WHAT TO DO: Copy out all lines of the records in which the word "data" appears.
-- BEGIN --
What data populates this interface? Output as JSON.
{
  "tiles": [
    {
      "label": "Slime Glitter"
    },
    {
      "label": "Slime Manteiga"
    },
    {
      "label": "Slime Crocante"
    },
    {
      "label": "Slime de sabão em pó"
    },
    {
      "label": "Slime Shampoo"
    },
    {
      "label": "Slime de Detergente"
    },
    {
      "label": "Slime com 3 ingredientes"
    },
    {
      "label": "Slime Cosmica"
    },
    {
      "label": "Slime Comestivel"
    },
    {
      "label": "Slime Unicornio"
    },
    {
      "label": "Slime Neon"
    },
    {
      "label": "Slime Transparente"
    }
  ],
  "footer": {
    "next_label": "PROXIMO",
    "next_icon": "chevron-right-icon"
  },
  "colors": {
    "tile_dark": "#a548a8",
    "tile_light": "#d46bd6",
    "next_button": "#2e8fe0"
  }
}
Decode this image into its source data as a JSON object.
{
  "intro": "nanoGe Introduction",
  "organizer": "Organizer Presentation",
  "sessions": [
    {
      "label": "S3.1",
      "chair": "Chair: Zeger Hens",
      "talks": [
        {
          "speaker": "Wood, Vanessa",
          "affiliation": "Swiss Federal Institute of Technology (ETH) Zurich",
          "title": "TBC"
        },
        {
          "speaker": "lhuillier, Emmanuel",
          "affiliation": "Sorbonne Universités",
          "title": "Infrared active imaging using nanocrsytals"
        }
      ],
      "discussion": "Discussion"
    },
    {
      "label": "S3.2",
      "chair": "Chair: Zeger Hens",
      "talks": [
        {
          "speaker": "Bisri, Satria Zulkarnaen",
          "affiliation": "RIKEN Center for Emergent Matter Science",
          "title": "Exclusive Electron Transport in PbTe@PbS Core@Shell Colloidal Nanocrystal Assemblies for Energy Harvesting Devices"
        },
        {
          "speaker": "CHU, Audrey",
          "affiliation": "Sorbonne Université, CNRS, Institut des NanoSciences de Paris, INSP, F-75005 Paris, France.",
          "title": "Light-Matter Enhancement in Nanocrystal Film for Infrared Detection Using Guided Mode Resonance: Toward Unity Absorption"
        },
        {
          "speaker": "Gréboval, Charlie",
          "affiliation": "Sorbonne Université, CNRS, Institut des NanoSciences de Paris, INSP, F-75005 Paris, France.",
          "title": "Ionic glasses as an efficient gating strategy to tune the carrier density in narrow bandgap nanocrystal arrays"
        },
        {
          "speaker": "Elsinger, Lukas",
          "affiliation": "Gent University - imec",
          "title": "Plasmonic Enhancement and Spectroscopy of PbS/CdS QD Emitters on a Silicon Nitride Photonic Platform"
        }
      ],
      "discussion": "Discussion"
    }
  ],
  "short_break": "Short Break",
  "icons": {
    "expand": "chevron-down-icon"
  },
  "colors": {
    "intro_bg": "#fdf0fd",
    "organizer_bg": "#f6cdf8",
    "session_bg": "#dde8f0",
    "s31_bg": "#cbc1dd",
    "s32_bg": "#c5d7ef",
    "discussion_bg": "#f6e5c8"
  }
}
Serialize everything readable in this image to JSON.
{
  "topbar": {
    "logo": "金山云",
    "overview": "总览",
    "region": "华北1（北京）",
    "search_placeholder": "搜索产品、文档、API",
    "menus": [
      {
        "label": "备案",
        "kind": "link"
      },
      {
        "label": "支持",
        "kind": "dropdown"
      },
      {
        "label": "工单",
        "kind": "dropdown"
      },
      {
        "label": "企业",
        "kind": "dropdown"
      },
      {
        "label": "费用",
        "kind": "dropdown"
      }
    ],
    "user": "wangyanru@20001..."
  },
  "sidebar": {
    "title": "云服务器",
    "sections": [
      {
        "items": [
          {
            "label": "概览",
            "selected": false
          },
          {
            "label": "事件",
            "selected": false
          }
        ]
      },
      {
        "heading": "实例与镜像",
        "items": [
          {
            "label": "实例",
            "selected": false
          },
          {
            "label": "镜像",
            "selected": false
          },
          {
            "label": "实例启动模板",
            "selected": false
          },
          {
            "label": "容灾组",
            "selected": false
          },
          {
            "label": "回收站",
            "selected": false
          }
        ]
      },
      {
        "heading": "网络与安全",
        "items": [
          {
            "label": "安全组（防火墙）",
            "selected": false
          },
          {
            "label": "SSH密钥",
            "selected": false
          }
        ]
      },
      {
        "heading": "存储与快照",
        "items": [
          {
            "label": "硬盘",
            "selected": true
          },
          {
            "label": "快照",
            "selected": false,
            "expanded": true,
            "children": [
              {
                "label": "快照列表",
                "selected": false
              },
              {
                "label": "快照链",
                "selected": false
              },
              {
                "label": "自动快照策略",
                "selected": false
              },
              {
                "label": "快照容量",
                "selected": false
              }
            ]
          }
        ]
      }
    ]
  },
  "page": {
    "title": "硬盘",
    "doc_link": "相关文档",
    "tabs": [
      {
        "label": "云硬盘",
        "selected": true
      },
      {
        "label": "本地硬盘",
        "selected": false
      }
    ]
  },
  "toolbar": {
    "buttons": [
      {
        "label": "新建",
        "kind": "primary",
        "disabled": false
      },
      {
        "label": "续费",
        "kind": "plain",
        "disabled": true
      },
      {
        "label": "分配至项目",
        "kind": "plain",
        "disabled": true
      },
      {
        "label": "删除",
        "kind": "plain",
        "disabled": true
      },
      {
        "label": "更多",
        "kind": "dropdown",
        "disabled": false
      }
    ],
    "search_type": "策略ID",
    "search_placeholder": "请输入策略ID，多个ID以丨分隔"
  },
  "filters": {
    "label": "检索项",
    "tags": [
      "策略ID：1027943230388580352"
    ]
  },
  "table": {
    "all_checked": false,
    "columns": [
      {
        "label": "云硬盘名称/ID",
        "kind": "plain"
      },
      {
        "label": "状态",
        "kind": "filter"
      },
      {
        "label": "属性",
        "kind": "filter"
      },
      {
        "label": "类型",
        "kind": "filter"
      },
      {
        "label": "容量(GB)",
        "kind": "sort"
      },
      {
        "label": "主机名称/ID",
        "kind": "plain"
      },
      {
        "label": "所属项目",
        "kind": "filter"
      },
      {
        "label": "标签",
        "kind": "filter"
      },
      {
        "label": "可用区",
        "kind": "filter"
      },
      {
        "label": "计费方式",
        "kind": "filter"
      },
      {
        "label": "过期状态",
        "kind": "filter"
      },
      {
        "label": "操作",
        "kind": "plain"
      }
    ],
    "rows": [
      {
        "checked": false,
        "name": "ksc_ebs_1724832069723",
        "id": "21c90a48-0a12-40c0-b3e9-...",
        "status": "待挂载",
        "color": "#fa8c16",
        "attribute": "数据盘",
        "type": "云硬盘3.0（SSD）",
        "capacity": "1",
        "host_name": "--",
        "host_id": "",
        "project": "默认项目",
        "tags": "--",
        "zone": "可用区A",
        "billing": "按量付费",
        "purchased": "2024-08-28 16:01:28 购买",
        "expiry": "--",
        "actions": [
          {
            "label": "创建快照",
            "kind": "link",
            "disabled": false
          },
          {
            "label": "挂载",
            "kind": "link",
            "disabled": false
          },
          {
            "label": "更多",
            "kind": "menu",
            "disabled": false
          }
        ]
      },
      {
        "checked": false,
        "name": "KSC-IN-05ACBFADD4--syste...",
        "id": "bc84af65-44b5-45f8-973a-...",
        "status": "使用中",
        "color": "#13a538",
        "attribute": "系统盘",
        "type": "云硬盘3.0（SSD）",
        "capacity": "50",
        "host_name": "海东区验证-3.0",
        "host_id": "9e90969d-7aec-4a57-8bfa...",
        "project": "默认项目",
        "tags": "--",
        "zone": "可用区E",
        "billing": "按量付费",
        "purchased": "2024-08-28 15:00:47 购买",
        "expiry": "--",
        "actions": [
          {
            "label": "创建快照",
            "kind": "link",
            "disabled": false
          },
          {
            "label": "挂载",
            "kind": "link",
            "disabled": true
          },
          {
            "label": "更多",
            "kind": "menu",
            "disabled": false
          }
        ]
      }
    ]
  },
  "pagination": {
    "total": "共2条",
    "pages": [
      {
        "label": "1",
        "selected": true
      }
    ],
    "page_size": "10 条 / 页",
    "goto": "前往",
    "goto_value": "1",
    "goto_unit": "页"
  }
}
-- END --
CORRECT ANSWER:
What data populates this interface? Output as JSON.
Decode this image into its source data as a JSON object.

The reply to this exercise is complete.